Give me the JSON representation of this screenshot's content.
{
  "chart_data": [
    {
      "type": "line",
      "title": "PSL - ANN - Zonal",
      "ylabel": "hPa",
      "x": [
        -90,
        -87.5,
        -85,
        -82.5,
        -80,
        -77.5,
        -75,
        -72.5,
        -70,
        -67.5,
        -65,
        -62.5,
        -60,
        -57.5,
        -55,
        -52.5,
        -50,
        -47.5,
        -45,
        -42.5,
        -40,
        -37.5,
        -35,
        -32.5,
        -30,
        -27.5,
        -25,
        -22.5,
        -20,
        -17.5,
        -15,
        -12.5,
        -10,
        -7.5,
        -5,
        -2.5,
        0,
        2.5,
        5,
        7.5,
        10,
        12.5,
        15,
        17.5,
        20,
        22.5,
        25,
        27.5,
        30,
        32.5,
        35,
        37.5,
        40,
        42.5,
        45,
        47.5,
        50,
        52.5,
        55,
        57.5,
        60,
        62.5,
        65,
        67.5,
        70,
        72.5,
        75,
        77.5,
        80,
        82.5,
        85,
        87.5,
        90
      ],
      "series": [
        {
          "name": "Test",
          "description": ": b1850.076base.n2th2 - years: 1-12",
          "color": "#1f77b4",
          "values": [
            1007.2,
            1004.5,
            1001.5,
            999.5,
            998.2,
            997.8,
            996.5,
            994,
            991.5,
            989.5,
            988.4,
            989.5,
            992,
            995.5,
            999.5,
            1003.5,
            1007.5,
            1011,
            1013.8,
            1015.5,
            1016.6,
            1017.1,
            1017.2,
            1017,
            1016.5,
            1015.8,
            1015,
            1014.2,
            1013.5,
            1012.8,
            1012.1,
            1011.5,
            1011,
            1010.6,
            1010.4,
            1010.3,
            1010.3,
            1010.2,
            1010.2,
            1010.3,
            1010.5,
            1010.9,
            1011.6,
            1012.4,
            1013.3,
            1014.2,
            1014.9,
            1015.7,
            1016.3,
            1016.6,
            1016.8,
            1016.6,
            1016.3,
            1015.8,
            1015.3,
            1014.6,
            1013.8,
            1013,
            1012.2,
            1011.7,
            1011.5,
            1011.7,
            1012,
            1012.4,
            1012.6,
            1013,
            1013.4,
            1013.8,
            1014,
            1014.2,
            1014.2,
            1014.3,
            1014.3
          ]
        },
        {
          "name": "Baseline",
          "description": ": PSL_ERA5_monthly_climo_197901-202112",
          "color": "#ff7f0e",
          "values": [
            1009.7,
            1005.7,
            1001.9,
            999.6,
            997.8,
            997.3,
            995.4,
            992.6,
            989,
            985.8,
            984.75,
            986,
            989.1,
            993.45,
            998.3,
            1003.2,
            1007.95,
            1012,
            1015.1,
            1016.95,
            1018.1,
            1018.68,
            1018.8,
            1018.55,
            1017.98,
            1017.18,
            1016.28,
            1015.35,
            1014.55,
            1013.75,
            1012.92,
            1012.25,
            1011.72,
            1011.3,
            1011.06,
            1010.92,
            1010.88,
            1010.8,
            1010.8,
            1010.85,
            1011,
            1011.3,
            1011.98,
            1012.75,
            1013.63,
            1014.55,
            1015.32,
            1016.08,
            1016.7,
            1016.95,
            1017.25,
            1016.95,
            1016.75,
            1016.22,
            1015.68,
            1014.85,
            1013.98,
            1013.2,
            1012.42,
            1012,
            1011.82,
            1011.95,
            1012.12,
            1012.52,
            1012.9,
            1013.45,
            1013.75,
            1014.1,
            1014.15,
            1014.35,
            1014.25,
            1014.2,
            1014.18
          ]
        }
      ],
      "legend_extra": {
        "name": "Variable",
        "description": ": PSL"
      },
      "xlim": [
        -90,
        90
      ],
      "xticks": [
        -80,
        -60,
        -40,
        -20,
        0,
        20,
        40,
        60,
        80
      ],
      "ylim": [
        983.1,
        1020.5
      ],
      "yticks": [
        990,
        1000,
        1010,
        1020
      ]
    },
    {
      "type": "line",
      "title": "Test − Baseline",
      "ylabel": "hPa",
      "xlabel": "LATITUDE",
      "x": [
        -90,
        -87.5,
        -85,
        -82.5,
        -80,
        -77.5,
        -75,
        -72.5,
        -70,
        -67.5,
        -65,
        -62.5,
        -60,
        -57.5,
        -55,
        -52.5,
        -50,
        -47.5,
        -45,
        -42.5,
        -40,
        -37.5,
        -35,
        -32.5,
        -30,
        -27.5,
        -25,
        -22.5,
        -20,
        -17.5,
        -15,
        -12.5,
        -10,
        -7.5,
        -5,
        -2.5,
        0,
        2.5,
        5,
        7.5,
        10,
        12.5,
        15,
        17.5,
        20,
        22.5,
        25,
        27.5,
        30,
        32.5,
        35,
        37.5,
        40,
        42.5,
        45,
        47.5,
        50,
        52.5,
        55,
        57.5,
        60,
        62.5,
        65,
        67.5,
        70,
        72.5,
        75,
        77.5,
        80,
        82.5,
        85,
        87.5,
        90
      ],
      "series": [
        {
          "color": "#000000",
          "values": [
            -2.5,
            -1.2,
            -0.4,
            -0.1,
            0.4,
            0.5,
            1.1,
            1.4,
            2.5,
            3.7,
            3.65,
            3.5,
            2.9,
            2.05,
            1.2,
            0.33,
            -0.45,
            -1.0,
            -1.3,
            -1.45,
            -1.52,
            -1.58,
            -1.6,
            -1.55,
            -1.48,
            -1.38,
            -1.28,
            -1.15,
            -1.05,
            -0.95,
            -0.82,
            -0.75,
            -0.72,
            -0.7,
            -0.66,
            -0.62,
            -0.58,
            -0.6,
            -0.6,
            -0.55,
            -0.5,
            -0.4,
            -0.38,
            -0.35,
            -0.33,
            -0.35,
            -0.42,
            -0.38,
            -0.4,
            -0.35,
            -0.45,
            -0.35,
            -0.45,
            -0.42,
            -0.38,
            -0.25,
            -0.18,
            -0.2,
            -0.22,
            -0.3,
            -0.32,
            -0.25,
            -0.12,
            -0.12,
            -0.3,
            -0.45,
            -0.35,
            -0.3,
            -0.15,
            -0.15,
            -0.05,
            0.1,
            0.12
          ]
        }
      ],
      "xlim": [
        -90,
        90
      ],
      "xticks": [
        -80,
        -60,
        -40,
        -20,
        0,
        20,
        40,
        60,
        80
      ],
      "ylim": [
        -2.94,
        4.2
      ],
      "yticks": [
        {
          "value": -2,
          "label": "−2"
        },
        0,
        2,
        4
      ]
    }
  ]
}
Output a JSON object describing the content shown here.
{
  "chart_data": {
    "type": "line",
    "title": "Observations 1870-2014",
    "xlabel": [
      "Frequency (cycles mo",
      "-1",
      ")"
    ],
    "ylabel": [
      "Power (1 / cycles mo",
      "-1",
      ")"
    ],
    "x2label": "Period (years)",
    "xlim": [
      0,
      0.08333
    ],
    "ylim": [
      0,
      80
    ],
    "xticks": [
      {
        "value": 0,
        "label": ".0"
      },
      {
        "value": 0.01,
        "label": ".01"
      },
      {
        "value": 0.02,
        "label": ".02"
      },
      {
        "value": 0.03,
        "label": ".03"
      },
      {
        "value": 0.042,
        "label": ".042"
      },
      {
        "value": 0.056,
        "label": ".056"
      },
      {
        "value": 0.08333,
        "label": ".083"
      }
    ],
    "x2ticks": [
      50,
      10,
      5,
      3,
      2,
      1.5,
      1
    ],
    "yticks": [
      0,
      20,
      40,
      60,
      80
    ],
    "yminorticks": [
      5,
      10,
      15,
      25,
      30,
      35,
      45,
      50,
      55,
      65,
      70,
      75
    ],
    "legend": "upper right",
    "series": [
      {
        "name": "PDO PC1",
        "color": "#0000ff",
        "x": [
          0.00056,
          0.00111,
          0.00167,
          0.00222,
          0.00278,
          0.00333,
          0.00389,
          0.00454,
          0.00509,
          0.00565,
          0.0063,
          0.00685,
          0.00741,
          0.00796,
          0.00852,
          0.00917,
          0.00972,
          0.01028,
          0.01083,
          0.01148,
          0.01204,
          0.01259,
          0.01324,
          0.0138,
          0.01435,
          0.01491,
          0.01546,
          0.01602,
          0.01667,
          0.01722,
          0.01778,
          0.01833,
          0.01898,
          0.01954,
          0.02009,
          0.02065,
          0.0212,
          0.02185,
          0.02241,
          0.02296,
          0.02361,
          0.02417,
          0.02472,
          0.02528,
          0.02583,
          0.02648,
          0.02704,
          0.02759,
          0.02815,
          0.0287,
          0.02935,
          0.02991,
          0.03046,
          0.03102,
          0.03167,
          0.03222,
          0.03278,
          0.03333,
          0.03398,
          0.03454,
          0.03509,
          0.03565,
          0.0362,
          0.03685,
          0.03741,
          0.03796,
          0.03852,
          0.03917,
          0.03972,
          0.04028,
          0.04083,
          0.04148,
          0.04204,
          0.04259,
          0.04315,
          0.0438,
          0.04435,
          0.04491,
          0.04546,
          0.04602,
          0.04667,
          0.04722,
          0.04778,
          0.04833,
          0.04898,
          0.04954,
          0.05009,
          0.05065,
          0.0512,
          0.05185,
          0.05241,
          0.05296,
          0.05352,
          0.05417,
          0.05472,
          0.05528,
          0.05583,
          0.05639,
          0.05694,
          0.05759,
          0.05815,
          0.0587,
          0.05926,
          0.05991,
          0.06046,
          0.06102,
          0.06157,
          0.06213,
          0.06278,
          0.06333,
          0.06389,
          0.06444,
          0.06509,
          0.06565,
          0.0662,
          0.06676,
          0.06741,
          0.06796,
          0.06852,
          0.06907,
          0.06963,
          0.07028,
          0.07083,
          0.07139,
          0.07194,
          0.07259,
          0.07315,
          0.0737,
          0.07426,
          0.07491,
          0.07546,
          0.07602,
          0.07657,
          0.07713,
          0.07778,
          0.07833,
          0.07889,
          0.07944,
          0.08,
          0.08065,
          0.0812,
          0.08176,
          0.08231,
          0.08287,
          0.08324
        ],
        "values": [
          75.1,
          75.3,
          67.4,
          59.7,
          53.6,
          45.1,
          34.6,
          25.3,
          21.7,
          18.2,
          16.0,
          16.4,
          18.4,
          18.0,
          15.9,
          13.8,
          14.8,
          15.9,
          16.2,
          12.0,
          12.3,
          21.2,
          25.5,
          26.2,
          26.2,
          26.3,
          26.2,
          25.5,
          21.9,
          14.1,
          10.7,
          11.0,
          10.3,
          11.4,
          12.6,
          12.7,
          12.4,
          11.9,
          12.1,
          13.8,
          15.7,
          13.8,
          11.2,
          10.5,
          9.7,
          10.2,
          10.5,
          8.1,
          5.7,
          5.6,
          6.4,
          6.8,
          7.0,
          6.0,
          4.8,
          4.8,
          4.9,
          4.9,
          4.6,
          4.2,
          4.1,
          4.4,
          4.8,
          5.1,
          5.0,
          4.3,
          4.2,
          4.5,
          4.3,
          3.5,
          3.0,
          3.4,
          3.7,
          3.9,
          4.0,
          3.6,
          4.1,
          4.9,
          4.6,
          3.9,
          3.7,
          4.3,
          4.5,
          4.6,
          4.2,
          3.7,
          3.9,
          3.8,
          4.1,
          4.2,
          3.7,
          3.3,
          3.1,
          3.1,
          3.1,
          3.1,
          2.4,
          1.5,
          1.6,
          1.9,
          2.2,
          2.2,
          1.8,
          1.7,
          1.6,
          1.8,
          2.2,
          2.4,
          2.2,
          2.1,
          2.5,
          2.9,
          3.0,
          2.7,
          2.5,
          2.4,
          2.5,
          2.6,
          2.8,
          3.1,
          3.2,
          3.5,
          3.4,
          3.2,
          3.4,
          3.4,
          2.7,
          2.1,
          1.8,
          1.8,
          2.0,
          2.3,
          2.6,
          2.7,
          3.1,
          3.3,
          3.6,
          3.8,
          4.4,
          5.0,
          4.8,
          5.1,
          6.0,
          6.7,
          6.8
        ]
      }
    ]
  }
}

▶ SHORT TASK:
Take each line of the material that contains the word "name" and list it.

▶ ANSWER TO THIS PROBLEM:
          "name": "Test",
          "name": "Baseline",
        "name": "Variable",
        "name": "PDO PC1",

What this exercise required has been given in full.